Your objective:
Copy out each line exactly; pictures stay out of the copy.

## Start Records

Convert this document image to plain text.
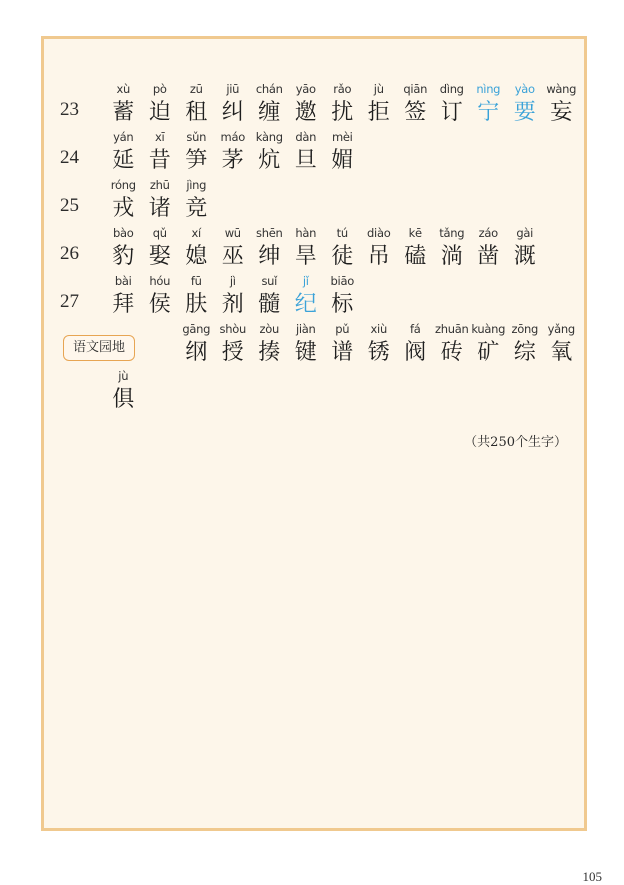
23
xù
蓄
pò
迫
zū
租
jiū
纠
chán
缠
yāo
邀
rǎo
扰
jù
拒
qiān
签
dìng
订
nìng
宁
yào
要
wàng
妄
24
yán
延
xī
昔
sǔn
笋
máo
茅
kàng
炕
dàn
旦
mèi
媚
25
róng
戎
zhū
诸
jìng
竞
26
bào
豹
qǔ
娶
xí
媳
wū
巫
shēn
绅
hàn
旱
tú
徒
diào
吊
kē
磕
tǎng
淌
záo
凿
gài
溉
27
bài
拜
hóu
侯
fū
肤
jì
剂
suǐ
髓
jǐ
纪
biāo
标
gāng
纲
shòu
授
zòu
揍
jiàn
键
pǔ
谱
xiù
锈
fá
阀
zhuān
砖
kuàng
矿
zōng
综
yǎng
氧
jù
俱
语文园地
（共250个生字）
105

## End Records

Correct response:
Convert this document image to plain text.
23
xù
蓄
pò
迫
zū
租
jiū
纠
chán
缠
yāo
邀
rǎo
扰
jù
拒
qiān
签
dìng
订
nìng
宁
yào
要
wàng
妄
24
yán
延
xī
昔
sǔn
笋
máo
茅
kàng
炕
dàn
旦
mèi
媚
25
róng
戎
zhū
诸
jìng
竞
26
bào
豹
qǔ
娶
xí
媳
wū
巫
shēn
绅
hàn
旱
tú
徒
diào
吊
kē
磕
tǎng
淌
záo
凿
gài
溉
27
bài
拜
hóu
侯
fū
肤
jì
剂
suǐ
髓
jǐ
纪
biāo
标
gāng
纲
shòu
授
zòu
揍
jiàn
键
pǔ
谱
xiù
锈
fá
阀
zhuān
砖
kuàng
矿
zōng
综
yǎng
氧
jù
俱
语文园地
（共250个生字）
105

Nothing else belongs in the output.